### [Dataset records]
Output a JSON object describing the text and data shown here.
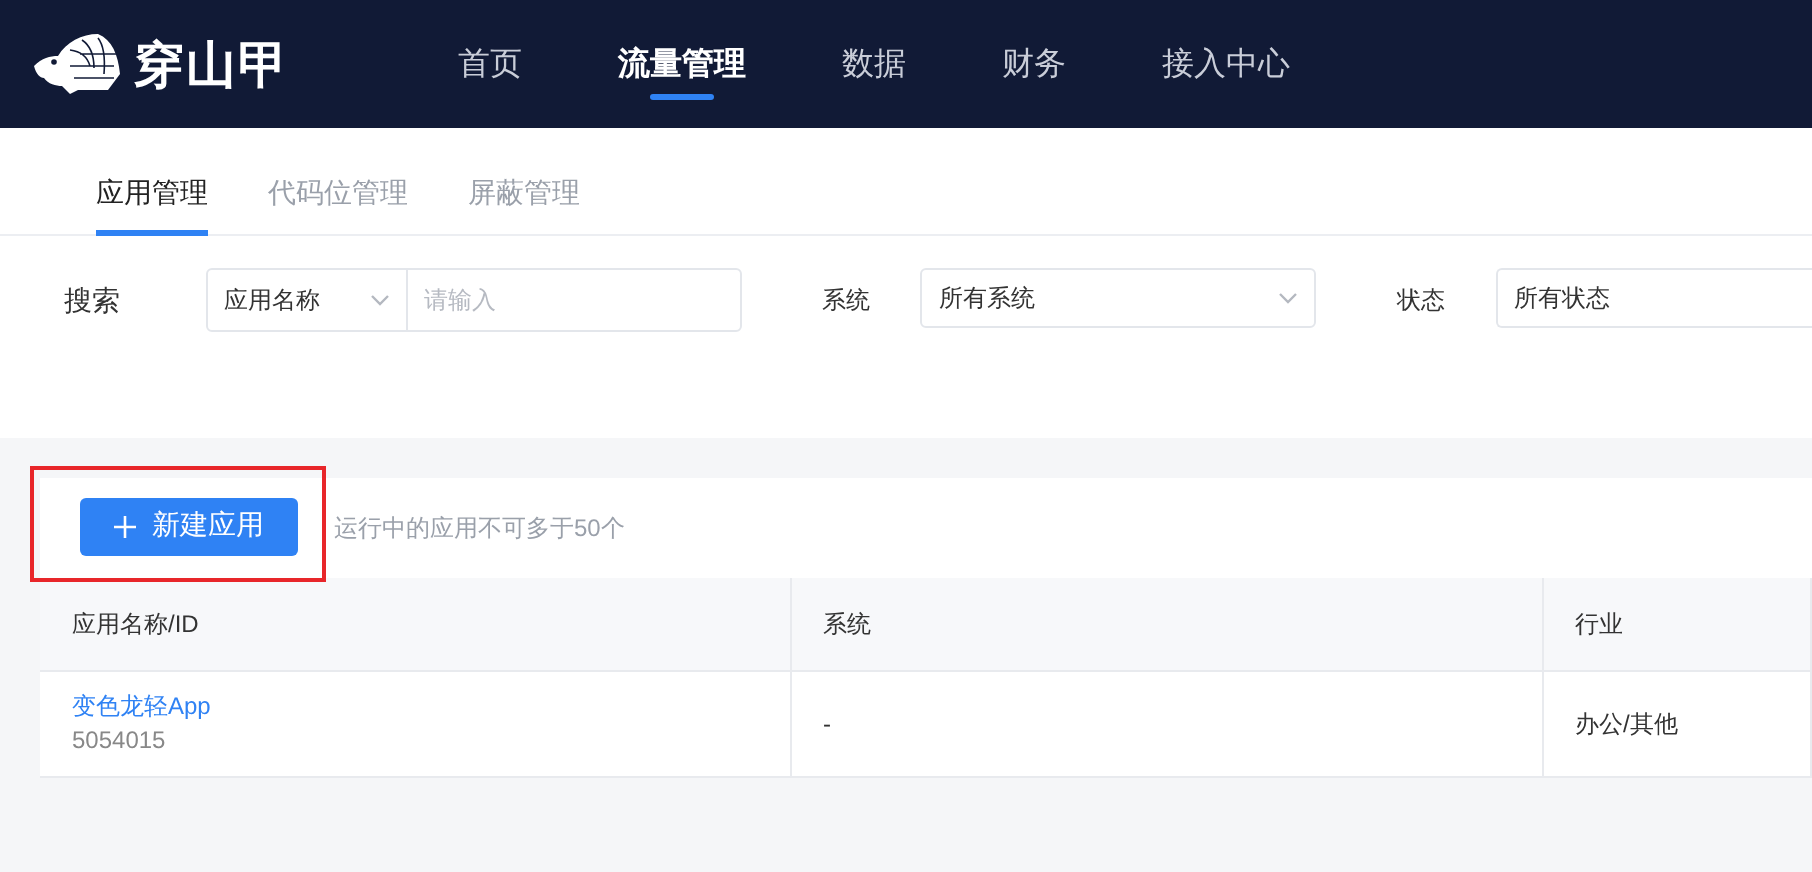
{
  "header": {
    "logo_text": "穿山甲",
    "nav": [
      {
        "label": "首页",
        "selected": false
      },
      {
        "label": "流量管理",
        "selected": true
      },
      {
        "label": "数据",
        "selected": false
      },
      {
        "label": "财务",
        "selected": false
      },
      {
        "label": "接入中心",
        "selected": false
      }
    ]
  },
  "tabs": [
    {
      "label": "应用管理",
      "selected": true
    },
    {
      "label": "代码位管理",
      "selected": false
    },
    {
      "label": "屏蔽管理",
      "selected": false
    }
  ],
  "filters": {
    "search_label": "搜索",
    "search_type": "应用名称",
    "search_placeholder": "请输入",
    "system_label": "系统",
    "system_value": "所有系统",
    "status_label": "状态",
    "status_value": "所有状态"
  },
  "actions": {
    "new_button": "新建应用",
    "highlighted": true,
    "hint": "运行中的应用不可多于50个"
  },
  "table": {
    "columns": [
      "应用名称/ID",
      "系统",
      "行业"
    ],
    "rows": [
      {
        "name": "变色龙轻App",
        "id": "5054015",
        "system": "-",
        "industry": "办公/其他"
      }
    ]
  }
}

### [WHAT IS BEING ASKED]
Quote the data exactly, leaving every image out of the copy.

### [THE SOLUTION]
Output a JSON object describing the text and data shown here.
{
  "header": {
    "logo_text": "穿山甲",
    "nav": [
      {
        "label": "首页",
        "selected": false
      },
      {
        "label": "流量管理",
        "selected": true
      },
      {
        "label": "数据",
        "selected": false
      },
      {
        "label": "财务",
        "selected": false
      },
      {
        "label": "接入中心",
        "selected": false
      }
    ]
  },
  "tabs": [
    {
      "label": "应用管理",
      "selected": true
    },
    {
      "label": "代码位管理",
      "selected": false
    },
    {
      "label": "屏蔽管理",
      "selected": false
    }
  ],
  "filters": {
    "search_label": "搜索",
    "search_type": "应用名称",
    "search_placeholder": "请输入",
    "system_label": "系统",
    "system_value": "所有系统",
    "status_label": "状态",
    "status_value": "所有状态"
  },
  "actions": {
    "new_button": "新建应用",
    "highlighted": true,
    "hint": "运行中的应用不可多于50个"
  },
  "table": {
    "columns": [
      "应用名称/ID",
      "系统",
      "行业"
    ],
    "rows": [
      {
        "name": "变色龙轻App",
        "id": "5054015",
        "system": "-",
        "industry": "办公/其他"
      }
    ]
  }
}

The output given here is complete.